* _What to work on_:
Can the data below be set down again exactly, line for line?

___ Data excerpts ___

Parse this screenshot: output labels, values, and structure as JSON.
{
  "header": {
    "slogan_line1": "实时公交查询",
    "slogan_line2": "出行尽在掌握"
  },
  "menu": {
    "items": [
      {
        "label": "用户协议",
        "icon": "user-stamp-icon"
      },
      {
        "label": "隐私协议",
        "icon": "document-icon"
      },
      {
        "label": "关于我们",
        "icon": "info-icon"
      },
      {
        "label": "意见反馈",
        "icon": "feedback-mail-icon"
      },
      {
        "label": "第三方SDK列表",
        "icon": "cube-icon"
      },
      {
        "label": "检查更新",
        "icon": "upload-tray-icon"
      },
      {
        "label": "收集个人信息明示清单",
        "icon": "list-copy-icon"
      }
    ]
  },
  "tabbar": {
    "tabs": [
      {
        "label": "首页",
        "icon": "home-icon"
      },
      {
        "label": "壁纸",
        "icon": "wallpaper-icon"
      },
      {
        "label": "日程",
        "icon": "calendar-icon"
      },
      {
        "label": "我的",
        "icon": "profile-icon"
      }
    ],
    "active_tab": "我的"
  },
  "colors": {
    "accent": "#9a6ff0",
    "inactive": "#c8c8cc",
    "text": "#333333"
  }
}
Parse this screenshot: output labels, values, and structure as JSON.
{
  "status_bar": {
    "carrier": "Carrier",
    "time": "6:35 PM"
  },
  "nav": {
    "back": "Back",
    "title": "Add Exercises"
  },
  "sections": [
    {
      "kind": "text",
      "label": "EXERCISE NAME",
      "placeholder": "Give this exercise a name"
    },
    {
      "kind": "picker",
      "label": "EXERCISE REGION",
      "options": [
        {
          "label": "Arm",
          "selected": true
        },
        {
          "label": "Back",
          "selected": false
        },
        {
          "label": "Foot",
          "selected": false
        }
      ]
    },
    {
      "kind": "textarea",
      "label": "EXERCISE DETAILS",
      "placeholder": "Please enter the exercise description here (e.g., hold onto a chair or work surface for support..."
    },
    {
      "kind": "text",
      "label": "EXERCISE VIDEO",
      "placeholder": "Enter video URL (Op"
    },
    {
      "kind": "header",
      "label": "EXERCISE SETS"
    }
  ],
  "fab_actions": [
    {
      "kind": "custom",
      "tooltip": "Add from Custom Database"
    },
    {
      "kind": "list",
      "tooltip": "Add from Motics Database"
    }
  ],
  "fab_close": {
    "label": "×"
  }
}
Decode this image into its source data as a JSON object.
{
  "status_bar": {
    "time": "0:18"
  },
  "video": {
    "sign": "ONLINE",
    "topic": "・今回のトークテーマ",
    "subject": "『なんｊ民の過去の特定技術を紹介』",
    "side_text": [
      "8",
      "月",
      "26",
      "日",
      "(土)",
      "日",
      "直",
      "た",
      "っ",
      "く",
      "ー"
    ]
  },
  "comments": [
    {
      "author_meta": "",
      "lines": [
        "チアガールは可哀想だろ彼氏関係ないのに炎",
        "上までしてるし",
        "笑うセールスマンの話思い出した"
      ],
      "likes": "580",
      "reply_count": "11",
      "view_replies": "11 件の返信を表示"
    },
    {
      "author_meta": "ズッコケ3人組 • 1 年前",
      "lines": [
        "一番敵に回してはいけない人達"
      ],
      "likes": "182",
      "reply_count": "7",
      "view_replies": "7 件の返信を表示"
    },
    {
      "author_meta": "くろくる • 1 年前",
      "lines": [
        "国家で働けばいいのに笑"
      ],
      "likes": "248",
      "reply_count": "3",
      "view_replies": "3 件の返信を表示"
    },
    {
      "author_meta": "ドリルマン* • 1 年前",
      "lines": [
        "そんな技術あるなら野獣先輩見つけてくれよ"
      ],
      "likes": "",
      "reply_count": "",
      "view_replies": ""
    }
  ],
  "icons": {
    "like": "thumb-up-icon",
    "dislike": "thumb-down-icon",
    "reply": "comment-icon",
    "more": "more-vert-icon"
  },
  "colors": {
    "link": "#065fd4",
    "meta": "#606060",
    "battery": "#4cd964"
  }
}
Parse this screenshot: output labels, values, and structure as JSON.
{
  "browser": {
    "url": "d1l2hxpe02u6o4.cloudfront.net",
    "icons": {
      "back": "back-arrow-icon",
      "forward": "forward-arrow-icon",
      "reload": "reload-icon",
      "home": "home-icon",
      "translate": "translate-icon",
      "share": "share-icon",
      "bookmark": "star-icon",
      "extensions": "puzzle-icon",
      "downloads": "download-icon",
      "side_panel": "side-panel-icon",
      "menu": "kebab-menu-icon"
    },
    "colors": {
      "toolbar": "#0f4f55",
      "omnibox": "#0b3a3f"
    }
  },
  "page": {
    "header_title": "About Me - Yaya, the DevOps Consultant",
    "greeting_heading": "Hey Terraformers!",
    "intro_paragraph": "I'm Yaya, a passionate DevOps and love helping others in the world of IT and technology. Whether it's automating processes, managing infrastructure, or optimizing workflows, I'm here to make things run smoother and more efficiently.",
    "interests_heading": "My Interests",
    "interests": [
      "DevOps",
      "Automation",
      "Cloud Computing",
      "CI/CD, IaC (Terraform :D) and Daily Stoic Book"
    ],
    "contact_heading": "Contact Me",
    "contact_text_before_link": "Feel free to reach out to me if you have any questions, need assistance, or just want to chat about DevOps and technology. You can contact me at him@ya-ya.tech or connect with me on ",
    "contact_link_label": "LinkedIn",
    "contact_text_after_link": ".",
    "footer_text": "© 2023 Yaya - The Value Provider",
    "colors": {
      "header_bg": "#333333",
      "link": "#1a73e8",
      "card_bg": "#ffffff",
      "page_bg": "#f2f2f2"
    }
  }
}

___

* _Exercise result_:
Parse this screenshot: output labels, values, and structure as JSON.
{
  "header": {
    "slogan_line1": "实时公交查询",
    "slogan_line2": "出行尽在掌握"
  },
  "menu": {
    "items": [
      {
        "label": "用户协议",
        "icon": "user-stamp-icon"
      },
      {
        "label": "隐私协议",
        "icon": "document-icon"
      },
      {
        "label": "关于我们",
        "icon": "info-icon"
      },
      {
        "label": "意见反馈",
        "icon": "feedback-mail-icon"
      },
      {
        "label": "第三方SDK列表",
        "icon": "cube-icon"
      },
      {
        "label": "检查更新",
        "icon": "upload-tray-icon"
      },
      {
        "label": "收集个人信息明示清单",
        "icon": "list-copy-icon"
      }
    ]
  },
  "tabbar": {
    "tabs": [
      {
        "label": "首页",
        "icon": "home-icon"
      },
      {
        "label": "壁纸",
        "icon": "wallpaper-icon"
      },
      {
        "label": "日程",
        "icon": "calendar-icon"
      },
      {
        "label": "我的",
        "icon": "profile-icon"
      }
    ],
    "active_tab": "我的"
  },
  "colors": {
    "accent": "#9a6ff0",
    "inactive": "#c8c8cc",
    "text": "#333333"
  }
}
Parse this screenshot: output labels, values, and structure as JSON.
{
  "status_bar": {
    "carrier": "Carrier",
    "time": "6:35 PM"
  },
  "nav": {
    "back": "Back",
    "title": "Add Exercises"
  },
  "sections": [
    {
      "kind": "text",
      "label": "EXERCISE NAME",
      "placeholder": "Give this exercise a name"
    },
    {
      "kind": "picker",
      "label": "EXERCISE REGION",
      "options": [
        {
          "label": "Arm",
          "selected": true
        },
        {
          "label": "Back",
          "selected": false
        },
        {
          "label": "Foot",
          "selected": false
        }
      ]
    },
    {
      "kind": "textarea",
      "label": "EXERCISE DETAILS",
      "placeholder": "Please enter the exercise description here (e.g., hold onto a chair or work surface for support..."
    },
    {
      "kind": "text",
      "label": "EXERCISE VIDEO",
      "placeholder": "Enter video URL (Op"
    },
    {
      "kind": "header",
      "label": "EXERCISE SETS"
    }
  ],
  "fab_actions": [
    {
      "kind": "custom",
      "tooltip": "Add from Custom Database"
    },
    {
      "kind": "list",
      "tooltip": "Add from Motics Database"
    }
  ],
  "fab_close": {
    "label": "×"
  }
}
Decode this image into its source data as a JSON object.
{
  "status_bar": {
    "time": "0:18"
  },
  "video": {
    "sign": "ONLINE",
    "topic": "・今回のトークテーマ",
    "subject": "『なんｊ民の過去の特定技術を紹介』",
    "side_text": [
      "8",
      "月",
      "26",
      "日",
      "(土)",
      "日",
      "直",
      "た",
      "っ",
      "く",
      "ー"
    ]
  },
  "comments": [
    {
      "author_meta": "",
      "lines": [
        "チアガールは可哀想だろ彼氏関係ないのに炎",
        "上までしてるし",
        "笑うセールスマンの話思い出した"
      ],
      "likes": "580",
      "reply_count": "11",
      "view_replies": "11 件の返信を表示"
    },
    {
      "author_meta": "ズッコケ3人組 • 1 年前",
      "lines": [
        "一番敵に回してはいけない人達"
      ],
      "likes": "182",
      "reply_count": "7",
      "view_replies": "7 件の返信を表示"
    },
    {
      "author_meta": "くろくる • 1 年前",
      "lines": [
        "国家で働けばいいのに笑"
      ],
      "likes": "248",
      "reply_count": "3",
      "view_replies": "3 件の返信を表示"
    },
    {
      "author_meta": "ドリルマン* • 1 年前",
      "lines": [
        "そんな技術あるなら野獣先輩見つけてくれよ"
      ],
      "likes": "",
      "reply_count": "",
      "view_replies": ""
    }
  ],
  "icons": {
    "like": "thumb-up-icon",
    "dislike": "thumb-down-icon",
    "reply": "comment-icon",
    "more": "more-vert-icon"
  },
  "colors": {
    "link": "#065fd4",
    "meta": "#606060",
    "battery": "#4cd964"
  }
}
Parse this screenshot: output labels, values, and structure as JSON.
{
  "browser": {
    "url": "d1l2hxpe02u6o4.cloudfront.net",
    "icons": {
      "back": "back-arrow-icon",
      "forward": "forward-arrow-icon",
      "reload": "reload-icon",
      "home": "home-icon",
      "translate": "translate-icon",
      "share": "share-icon",
      "bookmark": "star-icon",
      "extensions": "puzzle-icon",
      "downloads": "download-icon",
      "side_panel": "side-panel-icon",
      "menu": "kebab-menu-icon"
    },
    "colors": {
      "toolbar": "#0f4f55",
      "omnibox": "#0b3a3f"
    }
  },
  "page": {
    "header_title": "About Me - Yaya, the DevOps Consultant",
    "greeting_heading": "Hey Terraformers!",
    "intro_paragraph": "I'm Yaya, a passionate DevOps and love helping others in the world of IT and technology. Whether it's automating processes, managing infrastructure, or optimizing workflows, I'm here to make things run smoother and more efficiently.",
    "interests_heading": "My Interests",
    "interests": [
      "DevOps",
      "Automation",
      "Cloud Computing",
      "CI/CD, IaC (Terraform :D) and Daily Stoic Book"
    ],
    "contact_heading": "Contact Me",
    "contact_text_before_link": "Feel free to reach out to me if you have any questions, need assistance, or just want to chat about DevOps and technology. You can contact me at him@ya-ya.tech or connect with me on ",
    "contact_link_label": "LinkedIn",
    "contact_text_after_link": ".",
    "footer_text": "© 2023 Yaya - The Value Provider",
    "colors": {
      "header_bg": "#333333",
      "link": "#1a73e8",
      "card_bg": "#ffffff",
      "page_bg": "#f2f2f2"
    }
  }
}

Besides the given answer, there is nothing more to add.